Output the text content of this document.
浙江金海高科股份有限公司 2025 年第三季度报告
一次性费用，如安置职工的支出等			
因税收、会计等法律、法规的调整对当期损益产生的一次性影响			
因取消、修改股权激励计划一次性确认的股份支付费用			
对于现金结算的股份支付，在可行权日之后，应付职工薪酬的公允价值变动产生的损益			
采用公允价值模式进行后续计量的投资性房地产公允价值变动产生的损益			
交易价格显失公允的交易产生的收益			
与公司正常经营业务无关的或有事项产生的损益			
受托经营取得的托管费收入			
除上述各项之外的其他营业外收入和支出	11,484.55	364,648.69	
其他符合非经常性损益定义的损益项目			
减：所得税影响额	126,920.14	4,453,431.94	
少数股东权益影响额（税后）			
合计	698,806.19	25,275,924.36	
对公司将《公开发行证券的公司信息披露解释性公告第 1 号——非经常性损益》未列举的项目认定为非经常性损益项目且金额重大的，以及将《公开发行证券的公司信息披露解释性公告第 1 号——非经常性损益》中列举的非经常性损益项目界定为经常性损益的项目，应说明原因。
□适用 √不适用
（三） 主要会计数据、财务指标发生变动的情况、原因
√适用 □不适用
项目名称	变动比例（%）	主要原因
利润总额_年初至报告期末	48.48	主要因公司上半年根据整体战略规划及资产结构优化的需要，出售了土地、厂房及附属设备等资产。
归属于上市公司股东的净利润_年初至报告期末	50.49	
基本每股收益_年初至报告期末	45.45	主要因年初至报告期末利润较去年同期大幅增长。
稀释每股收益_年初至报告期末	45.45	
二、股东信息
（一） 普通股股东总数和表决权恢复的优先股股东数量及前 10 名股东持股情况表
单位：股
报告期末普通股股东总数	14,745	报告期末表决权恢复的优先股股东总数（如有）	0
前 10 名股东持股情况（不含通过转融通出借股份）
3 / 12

---

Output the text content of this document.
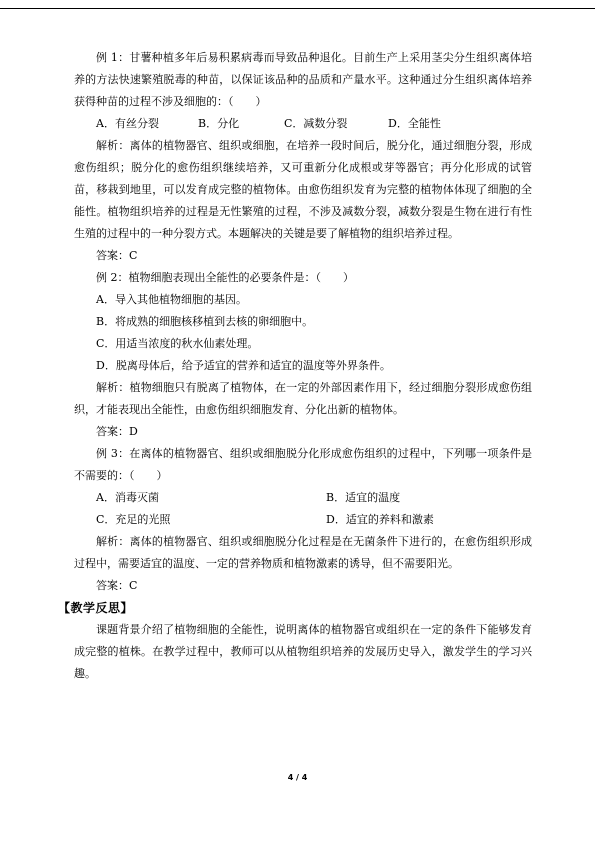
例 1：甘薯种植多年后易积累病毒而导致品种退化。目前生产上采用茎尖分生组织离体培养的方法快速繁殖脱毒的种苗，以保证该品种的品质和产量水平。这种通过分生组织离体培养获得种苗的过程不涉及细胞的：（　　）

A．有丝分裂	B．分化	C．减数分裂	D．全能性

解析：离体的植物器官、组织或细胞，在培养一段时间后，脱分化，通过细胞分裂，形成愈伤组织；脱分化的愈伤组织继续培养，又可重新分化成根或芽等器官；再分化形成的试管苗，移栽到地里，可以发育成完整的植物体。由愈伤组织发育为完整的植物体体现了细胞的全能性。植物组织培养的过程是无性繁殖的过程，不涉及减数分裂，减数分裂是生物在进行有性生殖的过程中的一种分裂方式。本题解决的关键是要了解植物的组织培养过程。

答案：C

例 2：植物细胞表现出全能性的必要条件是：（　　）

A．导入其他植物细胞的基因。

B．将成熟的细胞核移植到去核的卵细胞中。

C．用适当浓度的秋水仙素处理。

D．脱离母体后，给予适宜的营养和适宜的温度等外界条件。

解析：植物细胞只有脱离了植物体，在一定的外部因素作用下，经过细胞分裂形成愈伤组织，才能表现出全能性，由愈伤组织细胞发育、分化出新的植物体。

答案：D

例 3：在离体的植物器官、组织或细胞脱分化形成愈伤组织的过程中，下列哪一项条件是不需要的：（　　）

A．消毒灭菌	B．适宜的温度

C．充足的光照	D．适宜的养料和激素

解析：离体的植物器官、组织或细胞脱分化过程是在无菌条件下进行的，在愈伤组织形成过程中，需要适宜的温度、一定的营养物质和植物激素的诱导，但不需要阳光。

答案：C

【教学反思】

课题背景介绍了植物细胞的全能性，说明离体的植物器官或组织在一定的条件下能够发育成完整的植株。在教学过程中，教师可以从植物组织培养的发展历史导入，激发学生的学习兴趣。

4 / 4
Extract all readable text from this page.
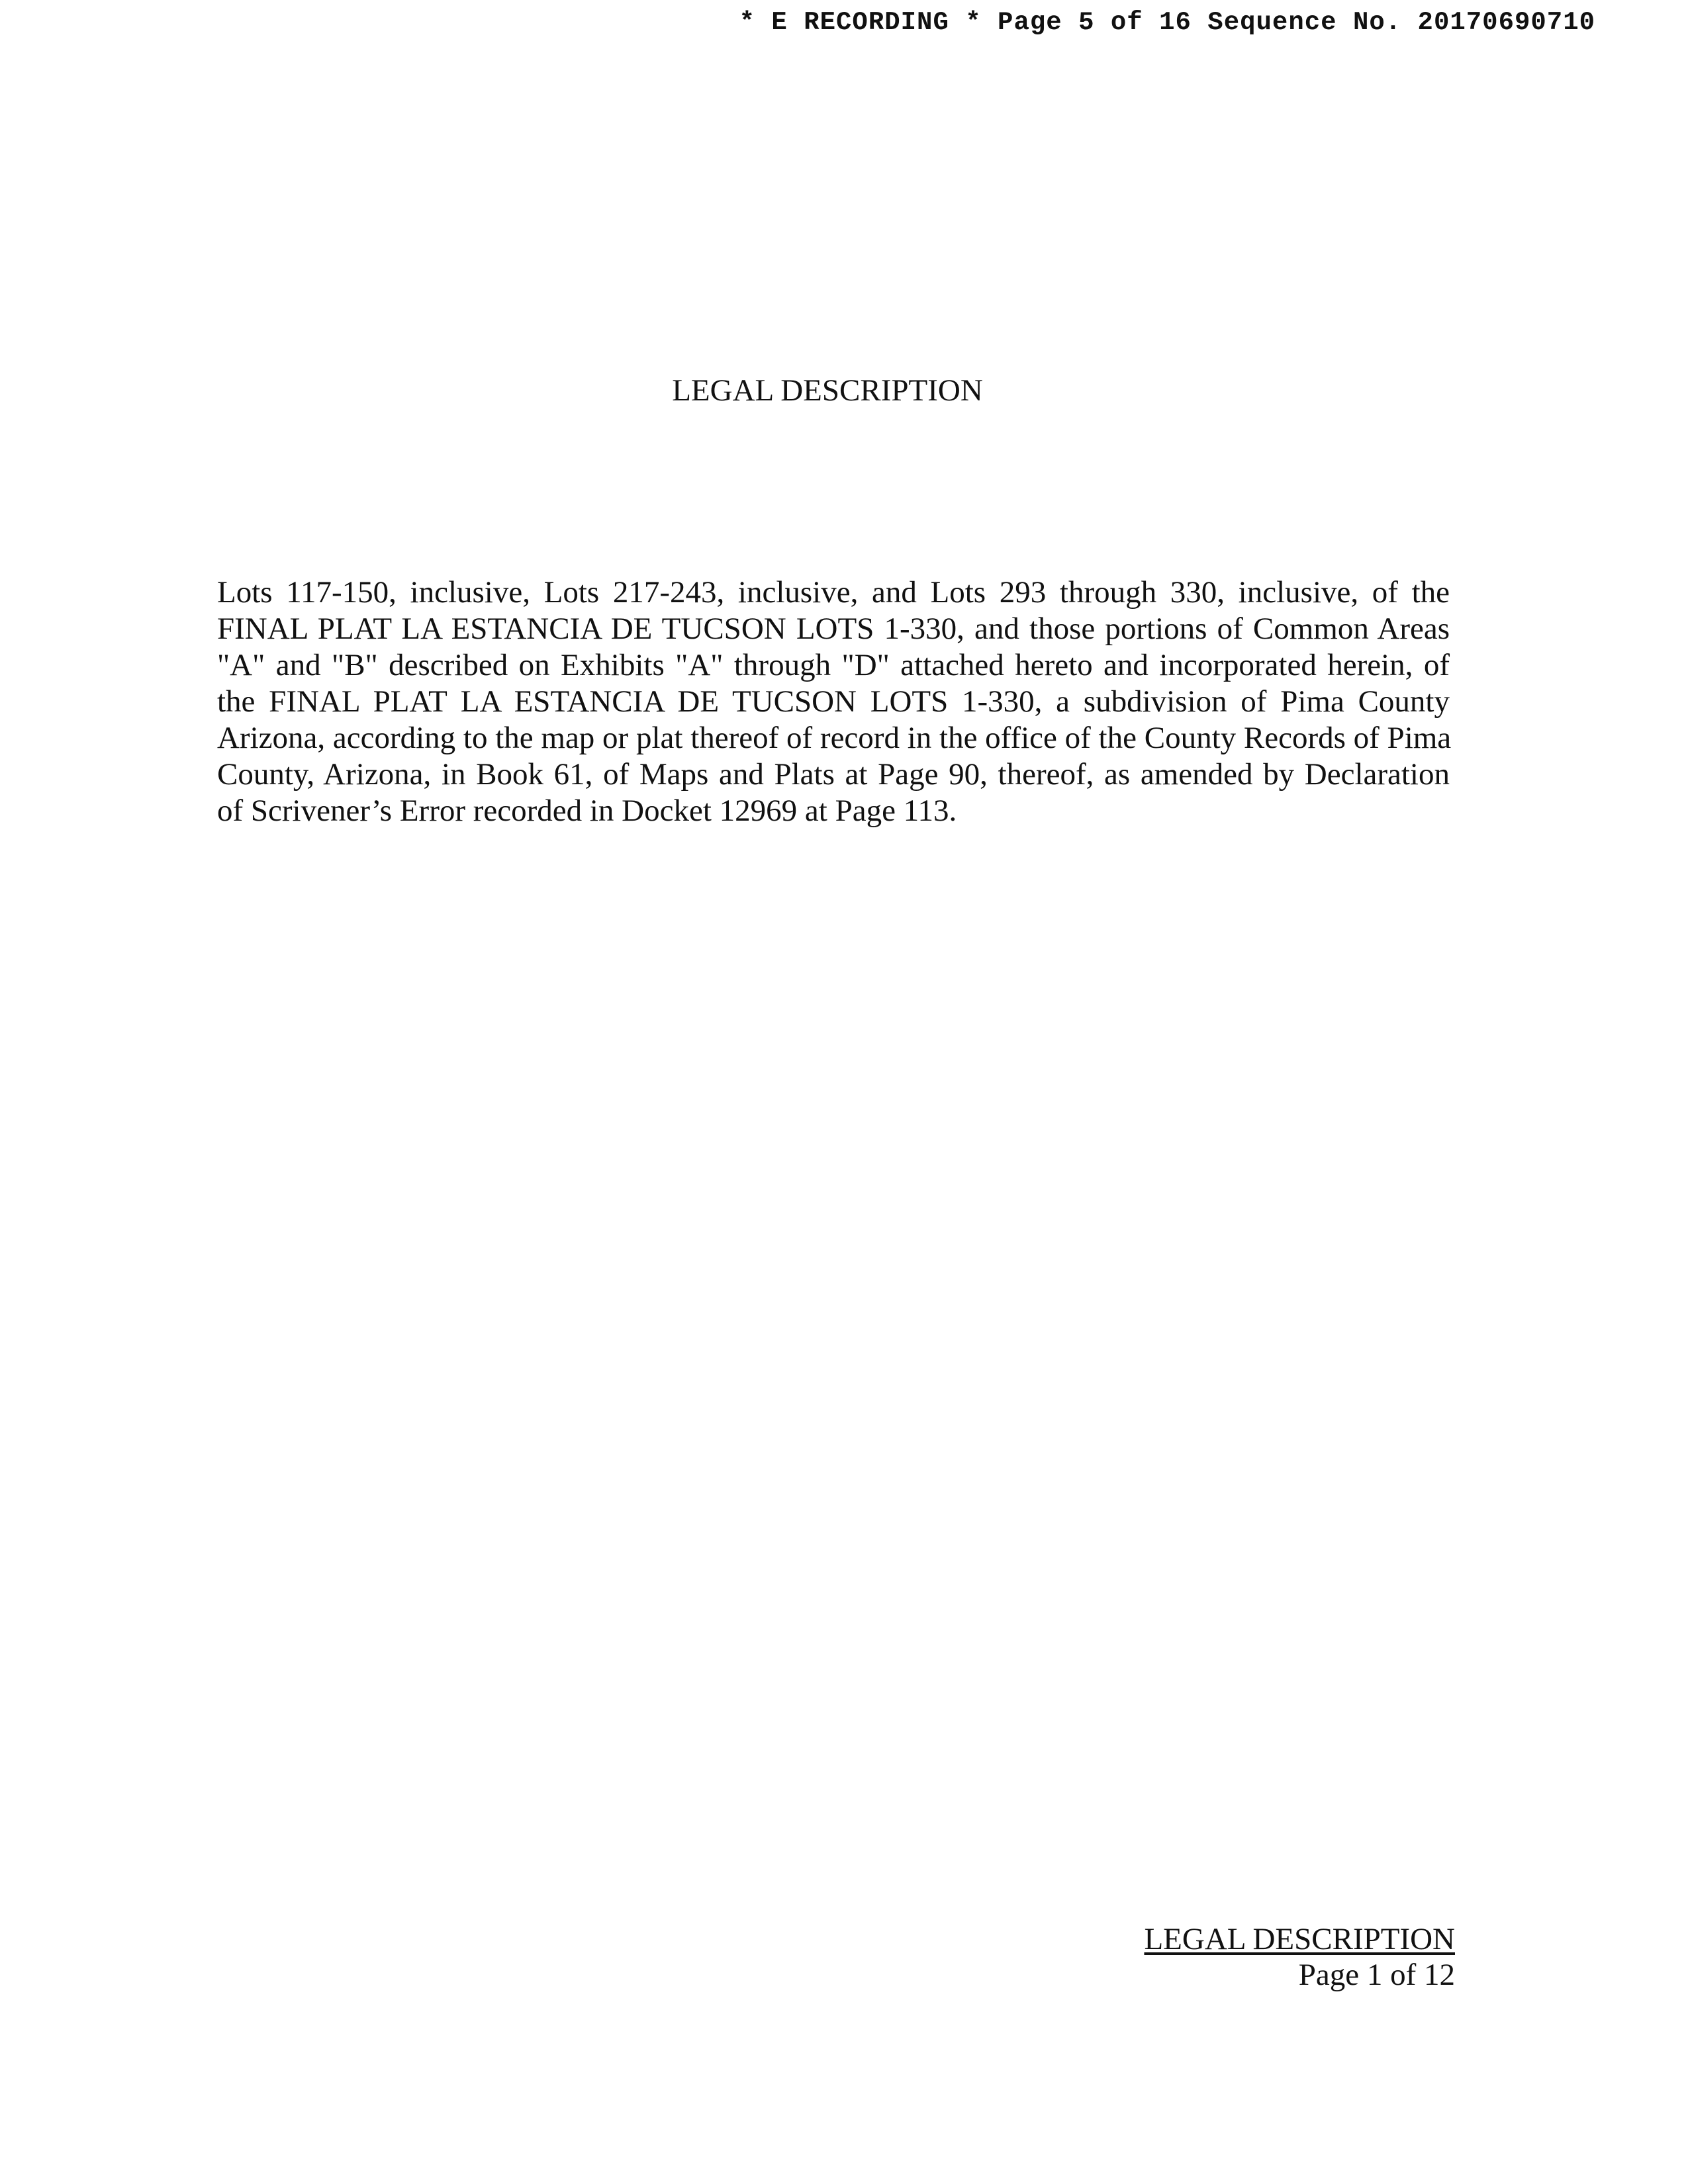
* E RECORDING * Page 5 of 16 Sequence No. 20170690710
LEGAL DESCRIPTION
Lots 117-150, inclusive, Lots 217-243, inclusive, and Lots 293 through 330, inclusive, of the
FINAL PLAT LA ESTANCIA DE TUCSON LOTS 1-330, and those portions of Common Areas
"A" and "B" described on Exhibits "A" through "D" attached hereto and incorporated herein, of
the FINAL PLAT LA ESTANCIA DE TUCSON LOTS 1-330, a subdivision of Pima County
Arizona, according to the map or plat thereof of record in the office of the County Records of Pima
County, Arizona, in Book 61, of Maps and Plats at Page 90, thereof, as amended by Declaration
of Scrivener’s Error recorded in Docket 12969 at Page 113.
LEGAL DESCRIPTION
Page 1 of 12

--

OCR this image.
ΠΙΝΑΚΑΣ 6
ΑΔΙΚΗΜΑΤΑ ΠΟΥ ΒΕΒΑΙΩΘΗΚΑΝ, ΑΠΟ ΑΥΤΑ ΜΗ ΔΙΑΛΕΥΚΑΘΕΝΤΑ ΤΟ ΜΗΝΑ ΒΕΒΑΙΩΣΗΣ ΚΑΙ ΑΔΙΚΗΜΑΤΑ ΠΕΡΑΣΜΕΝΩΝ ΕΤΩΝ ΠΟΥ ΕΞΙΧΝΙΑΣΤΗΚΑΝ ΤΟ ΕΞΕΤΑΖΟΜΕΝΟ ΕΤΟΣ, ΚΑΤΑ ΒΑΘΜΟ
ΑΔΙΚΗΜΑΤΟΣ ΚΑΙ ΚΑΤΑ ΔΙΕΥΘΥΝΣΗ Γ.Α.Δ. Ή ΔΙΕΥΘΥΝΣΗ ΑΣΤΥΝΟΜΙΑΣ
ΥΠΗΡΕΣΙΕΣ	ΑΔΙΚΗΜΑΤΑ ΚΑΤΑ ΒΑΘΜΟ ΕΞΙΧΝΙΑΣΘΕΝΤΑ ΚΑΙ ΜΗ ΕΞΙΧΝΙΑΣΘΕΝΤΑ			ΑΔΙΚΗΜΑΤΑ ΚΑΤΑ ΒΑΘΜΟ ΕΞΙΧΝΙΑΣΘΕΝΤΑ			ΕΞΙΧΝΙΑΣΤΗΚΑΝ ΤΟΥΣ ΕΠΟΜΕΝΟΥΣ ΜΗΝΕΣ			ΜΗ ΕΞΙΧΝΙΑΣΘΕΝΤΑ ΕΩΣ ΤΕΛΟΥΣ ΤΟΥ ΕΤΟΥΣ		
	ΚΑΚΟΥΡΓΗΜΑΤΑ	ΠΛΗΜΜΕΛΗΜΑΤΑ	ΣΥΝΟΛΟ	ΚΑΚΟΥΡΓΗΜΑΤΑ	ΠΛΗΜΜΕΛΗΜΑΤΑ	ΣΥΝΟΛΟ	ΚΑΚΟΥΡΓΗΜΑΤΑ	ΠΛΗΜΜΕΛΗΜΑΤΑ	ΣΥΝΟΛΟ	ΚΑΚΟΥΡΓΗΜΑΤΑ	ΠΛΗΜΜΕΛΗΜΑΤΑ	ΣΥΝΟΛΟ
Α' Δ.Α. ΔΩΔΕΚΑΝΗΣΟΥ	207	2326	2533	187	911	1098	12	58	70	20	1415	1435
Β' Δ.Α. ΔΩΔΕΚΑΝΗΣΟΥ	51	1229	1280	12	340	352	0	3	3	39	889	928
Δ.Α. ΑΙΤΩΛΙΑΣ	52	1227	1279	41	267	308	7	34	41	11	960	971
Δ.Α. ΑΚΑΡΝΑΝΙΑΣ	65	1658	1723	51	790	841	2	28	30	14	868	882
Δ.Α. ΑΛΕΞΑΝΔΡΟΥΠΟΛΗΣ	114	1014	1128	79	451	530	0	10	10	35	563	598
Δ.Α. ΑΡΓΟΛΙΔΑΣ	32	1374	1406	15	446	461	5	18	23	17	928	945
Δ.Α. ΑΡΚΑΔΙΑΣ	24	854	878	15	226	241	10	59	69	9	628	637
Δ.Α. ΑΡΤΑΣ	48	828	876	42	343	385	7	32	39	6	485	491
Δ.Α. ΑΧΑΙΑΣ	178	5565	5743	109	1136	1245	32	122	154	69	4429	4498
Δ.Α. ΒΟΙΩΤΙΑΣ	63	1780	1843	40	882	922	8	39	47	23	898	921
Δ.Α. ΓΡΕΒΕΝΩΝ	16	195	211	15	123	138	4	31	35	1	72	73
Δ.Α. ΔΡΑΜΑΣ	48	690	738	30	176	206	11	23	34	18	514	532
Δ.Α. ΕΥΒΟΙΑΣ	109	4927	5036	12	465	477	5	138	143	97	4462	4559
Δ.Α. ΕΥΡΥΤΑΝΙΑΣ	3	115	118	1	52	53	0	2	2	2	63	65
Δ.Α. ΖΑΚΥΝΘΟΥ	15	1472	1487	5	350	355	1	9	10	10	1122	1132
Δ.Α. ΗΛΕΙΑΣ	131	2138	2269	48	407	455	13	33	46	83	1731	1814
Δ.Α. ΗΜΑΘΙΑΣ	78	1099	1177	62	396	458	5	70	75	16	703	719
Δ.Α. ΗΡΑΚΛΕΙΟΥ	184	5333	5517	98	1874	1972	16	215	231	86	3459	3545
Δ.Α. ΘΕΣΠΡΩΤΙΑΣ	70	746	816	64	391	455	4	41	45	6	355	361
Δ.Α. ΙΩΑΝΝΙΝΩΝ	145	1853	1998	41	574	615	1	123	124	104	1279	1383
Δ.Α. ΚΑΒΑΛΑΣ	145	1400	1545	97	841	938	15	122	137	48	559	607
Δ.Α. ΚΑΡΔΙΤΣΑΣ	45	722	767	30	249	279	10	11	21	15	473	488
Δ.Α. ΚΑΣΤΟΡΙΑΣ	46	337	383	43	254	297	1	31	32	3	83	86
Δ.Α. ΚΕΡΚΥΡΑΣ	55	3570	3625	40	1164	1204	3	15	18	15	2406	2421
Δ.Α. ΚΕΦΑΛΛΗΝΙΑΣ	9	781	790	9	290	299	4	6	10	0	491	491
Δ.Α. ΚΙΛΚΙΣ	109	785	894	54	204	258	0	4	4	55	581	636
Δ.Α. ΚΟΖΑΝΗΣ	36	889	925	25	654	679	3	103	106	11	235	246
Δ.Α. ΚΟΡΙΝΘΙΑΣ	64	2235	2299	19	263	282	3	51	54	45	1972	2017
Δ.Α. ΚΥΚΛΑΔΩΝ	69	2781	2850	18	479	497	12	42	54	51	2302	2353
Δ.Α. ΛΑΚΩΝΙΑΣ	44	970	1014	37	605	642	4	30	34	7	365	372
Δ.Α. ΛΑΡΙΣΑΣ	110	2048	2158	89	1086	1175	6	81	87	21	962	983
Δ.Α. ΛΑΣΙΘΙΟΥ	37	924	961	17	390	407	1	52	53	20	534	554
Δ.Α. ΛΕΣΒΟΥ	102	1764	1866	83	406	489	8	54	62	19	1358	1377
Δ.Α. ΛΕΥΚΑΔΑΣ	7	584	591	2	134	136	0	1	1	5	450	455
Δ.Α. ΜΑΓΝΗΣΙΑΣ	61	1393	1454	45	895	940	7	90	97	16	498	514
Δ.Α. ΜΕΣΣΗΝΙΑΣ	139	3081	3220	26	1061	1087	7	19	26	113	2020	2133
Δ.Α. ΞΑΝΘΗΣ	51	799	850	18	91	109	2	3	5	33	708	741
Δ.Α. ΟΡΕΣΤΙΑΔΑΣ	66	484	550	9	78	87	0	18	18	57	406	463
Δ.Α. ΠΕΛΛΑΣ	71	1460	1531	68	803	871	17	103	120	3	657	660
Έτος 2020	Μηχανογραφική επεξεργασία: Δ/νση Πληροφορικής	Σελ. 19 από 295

◆ **What needs to be done**:
Return each line among the entries that holds the word "ΚΑΤΑ".

◆ **The result**:
ΑΔΙΚΗΜΑΤΑ ΠΟΥ ΒΕΒΑΙΩΘΗΚΑΝ, ΑΠΟ ΑΥΤΑ ΜΗ ΔΙΑΛΕΥΚΑΘΕΝΤΑ ΤΟ ΜΗΝΑ ΒΕΒΑΙΩΣΗΣ ΚΑΙ ΑΔΙΚΗΜΑΤΑ ΠΕΡΑΣΜΕΝΩΝ ΕΤΩΝ ΠΟΥ ΕΞΙΧΝΙΑΣΤΗΚΑΝ ΤΟ ΕΞΕΤΑΖΟΜΕΝΟ ΕΤΟΣ, ΚΑΤΑ ΒΑΘΜΟ
ΑΔΙΚΗΜΑΤΟΣ ΚΑΙ ΚΑΤΑ ΔΙΕΥΘΥΝΣΗ Γ.Α.Δ. Ή ΔΙΕΥΘΥΝΣΗ ΑΣΤΥΝΟΜΙΑΣ
ΥΠΗΡΕΣΙΕΣ	ΑΔΙΚΗΜΑΤΑ ΚΑΤΑ ΒΑΘΜΟ ΕΞΙΧΝΙΑΣΘΕΝΤΑ ΚΑΙ ΜΗ ΕΞΙΧΝΙΑΣΘΕΝΤΑ			ΑΔΙΚΗΜΑΤΑ ΚΑΤΑ ΒΑΘΜΟ ΕΞΙΧΝΙΑΣΘΕΝΤΑ			ΕΞΙΧΝΙΑΣΤΗΚΑΝ ΤΟΥΣ ΕΠΟΜΕΝΟΥΣ ΜΗΝΕΣ			ΜΗ ΕΞΙΧΝΙΑΣΘΕΝΤΑ ΕΩΣ ΤΕΛΟΥΣ ΤΟΥ ΕΤΟΥΣ		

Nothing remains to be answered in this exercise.